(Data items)

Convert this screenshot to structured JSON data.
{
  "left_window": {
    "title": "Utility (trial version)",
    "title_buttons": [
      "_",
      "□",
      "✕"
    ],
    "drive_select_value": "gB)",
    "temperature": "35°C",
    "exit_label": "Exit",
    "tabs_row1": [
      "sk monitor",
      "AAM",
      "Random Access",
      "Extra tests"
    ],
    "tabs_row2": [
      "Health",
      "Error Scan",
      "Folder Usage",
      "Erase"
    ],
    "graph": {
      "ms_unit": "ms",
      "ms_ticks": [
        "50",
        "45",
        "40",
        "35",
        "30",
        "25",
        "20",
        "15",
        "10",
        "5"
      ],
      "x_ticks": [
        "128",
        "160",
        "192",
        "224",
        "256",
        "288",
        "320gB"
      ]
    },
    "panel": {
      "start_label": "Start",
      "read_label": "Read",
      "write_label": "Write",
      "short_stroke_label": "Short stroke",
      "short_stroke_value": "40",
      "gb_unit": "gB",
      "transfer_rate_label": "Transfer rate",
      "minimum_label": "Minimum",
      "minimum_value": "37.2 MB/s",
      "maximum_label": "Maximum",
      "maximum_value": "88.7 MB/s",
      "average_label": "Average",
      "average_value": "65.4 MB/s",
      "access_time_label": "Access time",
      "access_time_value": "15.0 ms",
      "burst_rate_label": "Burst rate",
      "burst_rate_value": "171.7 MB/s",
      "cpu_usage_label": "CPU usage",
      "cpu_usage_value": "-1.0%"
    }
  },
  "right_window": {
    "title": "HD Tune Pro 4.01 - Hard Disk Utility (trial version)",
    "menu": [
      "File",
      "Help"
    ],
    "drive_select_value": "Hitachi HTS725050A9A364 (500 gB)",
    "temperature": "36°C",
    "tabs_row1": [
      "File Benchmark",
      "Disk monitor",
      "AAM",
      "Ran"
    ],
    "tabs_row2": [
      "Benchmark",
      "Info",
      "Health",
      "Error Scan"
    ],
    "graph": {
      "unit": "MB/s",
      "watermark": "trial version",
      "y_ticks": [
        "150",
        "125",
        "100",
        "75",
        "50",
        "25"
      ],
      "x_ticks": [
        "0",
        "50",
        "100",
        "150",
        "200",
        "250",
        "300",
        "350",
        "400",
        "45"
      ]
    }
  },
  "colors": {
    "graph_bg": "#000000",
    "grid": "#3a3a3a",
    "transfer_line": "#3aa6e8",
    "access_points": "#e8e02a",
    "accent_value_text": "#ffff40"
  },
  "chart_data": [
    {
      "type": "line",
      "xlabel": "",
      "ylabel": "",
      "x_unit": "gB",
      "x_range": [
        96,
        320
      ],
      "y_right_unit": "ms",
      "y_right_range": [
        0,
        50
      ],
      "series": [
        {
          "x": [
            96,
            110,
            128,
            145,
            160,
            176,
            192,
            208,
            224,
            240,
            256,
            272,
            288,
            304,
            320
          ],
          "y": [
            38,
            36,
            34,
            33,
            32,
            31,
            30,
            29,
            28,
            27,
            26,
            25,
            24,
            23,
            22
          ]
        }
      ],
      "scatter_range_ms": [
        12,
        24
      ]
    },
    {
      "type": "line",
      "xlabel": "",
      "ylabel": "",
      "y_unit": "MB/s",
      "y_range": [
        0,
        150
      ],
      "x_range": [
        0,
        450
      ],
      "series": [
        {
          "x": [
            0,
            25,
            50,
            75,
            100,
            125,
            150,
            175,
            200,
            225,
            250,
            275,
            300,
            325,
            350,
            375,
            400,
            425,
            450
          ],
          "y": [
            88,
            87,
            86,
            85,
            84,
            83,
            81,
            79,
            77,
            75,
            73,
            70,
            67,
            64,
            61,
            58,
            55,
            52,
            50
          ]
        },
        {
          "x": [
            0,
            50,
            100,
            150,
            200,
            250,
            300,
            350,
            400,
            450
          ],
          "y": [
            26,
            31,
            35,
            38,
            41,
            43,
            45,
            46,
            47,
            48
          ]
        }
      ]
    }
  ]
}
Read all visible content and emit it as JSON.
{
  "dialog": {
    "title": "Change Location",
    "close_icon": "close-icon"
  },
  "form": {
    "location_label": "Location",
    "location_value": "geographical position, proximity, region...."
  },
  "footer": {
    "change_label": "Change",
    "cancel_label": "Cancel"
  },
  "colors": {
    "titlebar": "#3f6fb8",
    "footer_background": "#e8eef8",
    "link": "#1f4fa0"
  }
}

# Written exercise:
Write out the material from the first line to the last, exactly.

# Task result:
Convert this screenshot to structured JSON data.
{
  "left_window": {
    "title": "Utility (trial version)",
    "title_buttons": [
      "_",
      "□",
      "✕"
    ],
    "drive_select_value": "gB)",
    "temperature": "35°C",
    "exit_label": "Exit",
    "tabs_row1": [
      "sk monitor",
      "AAM",
      "Random Access",
      "Extra tests"
    ],
    "tabs_row2": [
      "Health",
      "Error Scan",
      "Folder Usage",
      "Erase"
    ],
    "graph": {
      "ms_unit": "ms",
      "ms_ticks": [
        "50",
        "45",
        "40",
        "35",
        "30",
        "25",
        "20",
        "15",
        "10",
        "5"
      ],
      "x_ticks": [
        "128",
        "160",
        "192",
        "224",
        "256",
        "288",
        "320gB"
      ]
    },
    "panel": {
      "start_label": "Start",
      "read_label": "Read",
      "write_label": "Write",
      "short_stroke_label": "Short stroke",
      "short_stroke_value": "40",
      "gb_unit": "gB",
      "transfer_rate_label": "Transfer rate",
      "minimum_label": "Minimum",
      "minimum_value": "37.2 MB/s",
      "maximum_label": "Maximum",
      "maximum_value": "88.7 MB/s",
      "average_label": "Average",
      "average_value": "65.4 MB/s",
      "access_time_label": "Access time",
      "access_time_value": "15.0 ms",
      "burst_rate_label": "Burst rate",
      "burst_rate_value": "171.7 MB/s",
      "cpu_usage_label": "CPU usage",
      "cpu_usage_value": "-1.0%"
    }
  },
  "right_window": {
    "title": "HD Tune Pro 4.01 - Hard Disk Utility (trial version)",
    "menu": [
      "File",
      "Help"
    ],
    "drive_select_value": "Hitachi HTS725050A9A364 (500 gB)",
    "temperature": "36°C",
    "tabs_row1": [
      "File Benchmark",
      "Disk monitor",
      "AAM",
      "Ran"
    ],
    "tabs_row2": [
      "Benchmark",
      "Info",
      "Health",
      "Error Scan"
    ],
    "graph": {
      "unit": "MB/s",
      "watermark": "trial version",
      "y_ticks": [
        "150",
        "125",
        "100",
        "75",
        "50",
        "25"
      ],
      "x_ticks": [
        "0",
        "50",
        "100",
        "150",
        "200",
        "250",
        "300",
        "350",
        "400",
        "45"
      ]
    }
  },
  "colors": {
    "graph_bg": "#000000",
    "grid": "#3a3a3a",
    "transfer_line": "#3aa6e8",
    "access_points": "#e8e02a",
    "accent_value_text": "#ffff40"
  },
  "chart_data": [
    {
      "type": "line",
      "xlabel": "",
      "ylabel": "",
      "x_unit": "gB",
      "x_range": [
        96,
        320
      ],
      "y_right_unit": "ms",
      "y_right_range": [
        0,
        50
      ],
      "series": [
        {
          "x": [
            96,
            110,
            128,
            145,
            160,
            176,
            192,
            208,
            224,
            240,
            256,
            272,
            288,
            304,
            320
          ],
          "y": [
            38,
            36,
            34,
            33,
            32,
            31,
            30,
            29,
            28,
            27,
            26,
            25,
            24,
            23,
            22
          ]
        }
      ],
      "scatter_range_ms": [
        12,
        24
      ]
    },
    {
      "type": "line",
      "xlabel": "",
      "ylabel": "",
      "y_unit": "MB/s",
      "y_range": [
        0,
        150
      ],
      "x_range": [
        0,
        450
      ],
      "series": [
        {
          "x": [
            0,
            25,
            50,
            75,
            100,
            125,
            150,
            175,
            200,
            225,
            250,
            275,
            300,
            325,
            350,
            375,
            400,
            425,
            450
          ],
          "y": [
            88,
            87,
            86,
            85,
            84,
            83,
            81,
            79,
            77,
            75,
            73,
            70,
            67,
            64,
            61,
            58,
            55,
            52,
            50
          ]
        },
        {
          "x": [
            0,
            50,
            100,
            150,
            200,
            250,
            300,
            350,
            400,
            450
          ],
          "y": [
            26,
            31,
            35,
            38,
            41,
            43,
            45,
            46,
            47,
            48
          ]
        }
      ]
    }
  ]
}
Read all visible content and emit it as JSON.
{
  "dialog": {
    "title": "Change Location",
    "close_icon": "close-icon"
  },
  "form": {
    "location_label": "Location",
    "location_value": "geographical position, proximity, region...."
  },
  "footer": {
    "change_label": "Change",
    "cancel_label": "Cancel"
  },
  "colors": {
    "titlebar": "#3f6fb8",
    "footer_background": "#e8eef8",
    "link": "#1f4fa0"
  }
}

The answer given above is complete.